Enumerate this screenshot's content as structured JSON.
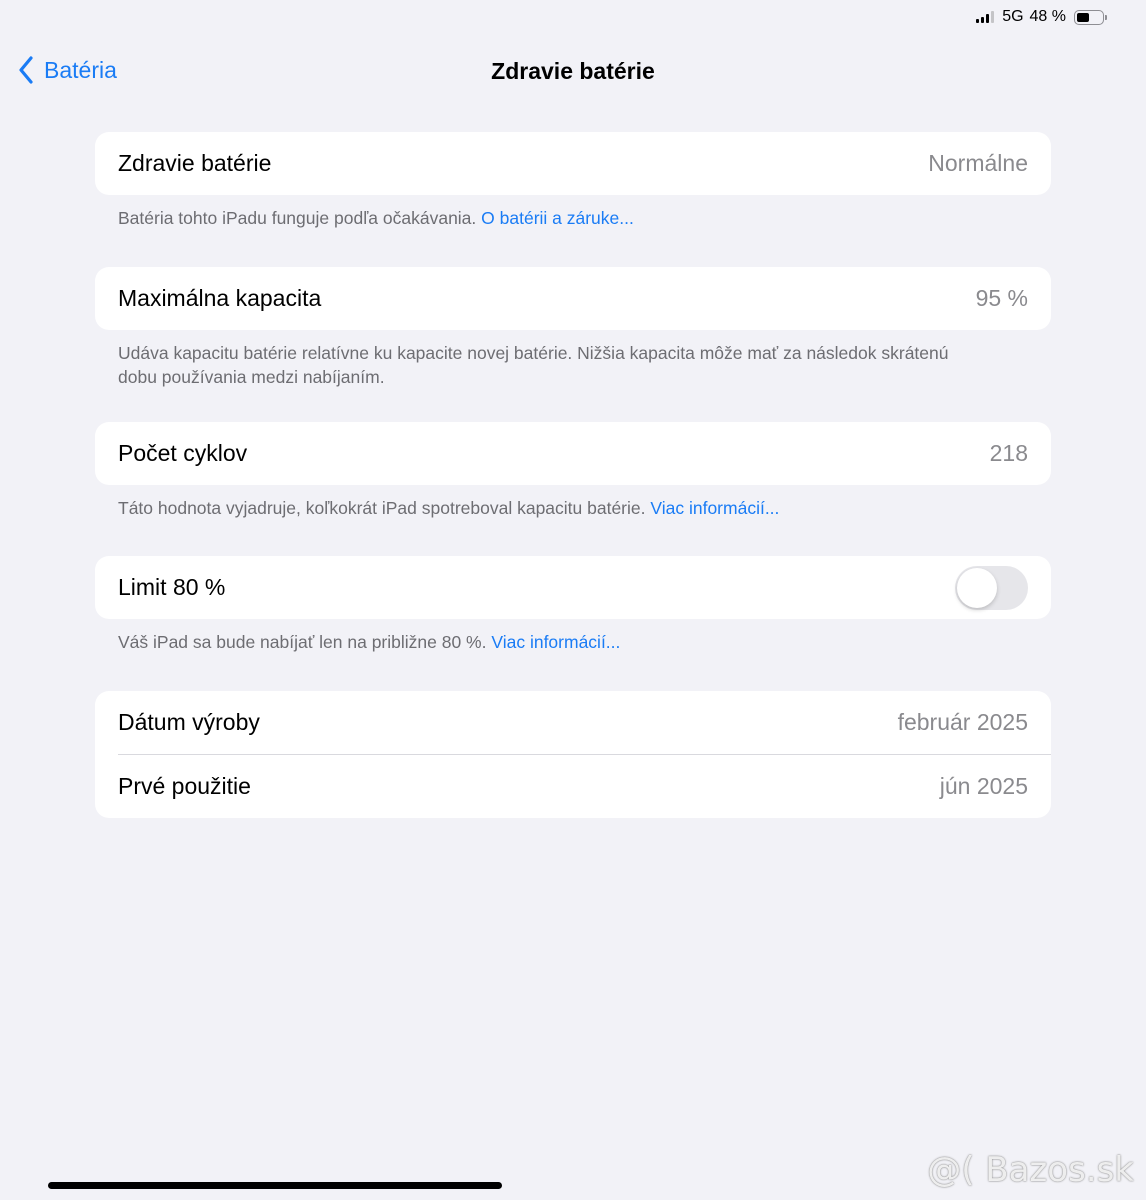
{
  "status_bar": {
    "network": "5G",
    "battery_percent_text": "48 %",
    "battery_level": 0.48
  },
  "nav": {
    "back_label": "Batéria",
    "title": "Zdravie batérie"
  },
  "sections": {
    "health": {
      "label": "Zdravie batérie",
      "value": "Normálne",
      "footer_text": "Batéria tohto iPadu funguje podľa očakávania.",
      "footer_link": "O batérii a záruke..."
    },
    "capacity": {
      "label": "Maximálna kapacita",
      "value": "95 %",
      "footer_text": "Udáva kapacitu batérie relatívne ku kapacite novej batérie. Nižšia kapacita môže mať za následok skrátenú dobu používania medzi nabíjaním."
    },
    "cycles": {
      "label": "Počet cyklov",
      "value": "218",
      "footer_text": "Táto hodnota vyjadruje, koľkokrát iPad spotreboval kapacitu batérie.",
      "footer_link": "Viac informácií..."
    },
    "limit": {
      "label": "Limit 80 %",
      "enabled": false,
      "footer_text": "Váš iPad sa bude nabíjať len na približne 80 %.",
      "footer_link": "Viac informácií..."
    },
    "dates": {
      "manufacture_label": "Dátum výroby",
      "manufacture_value": "február 2025",
      "first_use_label": "Prvé použitie",
      "first_use_value": "jún 2025"
    }
  },
  "watermark": "@( Bazos.sk",
  "colors": {
    "accent": "#1a7cf5",
    "background": "#f2f2f7",
    "secondary_text": "#8a8a8e"
  }
}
• • •
**WORK TO BE COMPLETED**
Output, exactly, all the records above; include no pictures.

**ANSWER FOR THIS EXERCISE**
Enumerate this screenshot's content as structured JSON.
{
  "status_bar": {
    "network": "5G",
    "battery_percent_text": "48 %",
    "battery_level": 0.48
  },
  "nav": {
    "back_label": "Batéria",
    "title": "Zdravie batérie"
  },
  "sections": {
    "health": {
      "label": "Zdravie batérie",
      "value": "Normálne",
      "footer_text": "Batéria tohto iPadu funguje podľa očakávania.",
      "footer_link": "O batérii a záruke..."
    },
    "capacity": {
      "label": "Maximálna kapacita",
      "value": "95 %",
      "footer_text": "Udáva kapacitu batérie relatívne ku kapacite novej batérie. Nižšia kapacita môže mať za následok skrátenú dobu používania medzi nabíjaním."
    },
    "cycles": {
      "label": "Počet cyklov",
      "value": "218",
      "footer_text": "Táto hodnota vyjadruje, koľkokrát iPad spotreboval kapacitu batérie.",
      "footer_link": "Viac informácií..."
    },
    "limit": {
      "label": "Limit 80 %",
      "enabled": false,
      "footer_text": "Váš iPad sa bude nabíjať len na približne 80 %.",
      "footer_link": "Viac informácií..."
    },
    "dates": {
      "manufacture_label": "Dátum výroby",
      "manufacture_value": "február 2025",
      "first_use_label": "Prvé použitie",
      "first_use_value": "jún 2025"
    }
  },
  "watermark": "@( Bazos.sk",
  "colors": {
    "accent": "#1a7cf5",
    "background": "#f2f2f7",
    "secondary_text": "#8a8a8e"
  }
}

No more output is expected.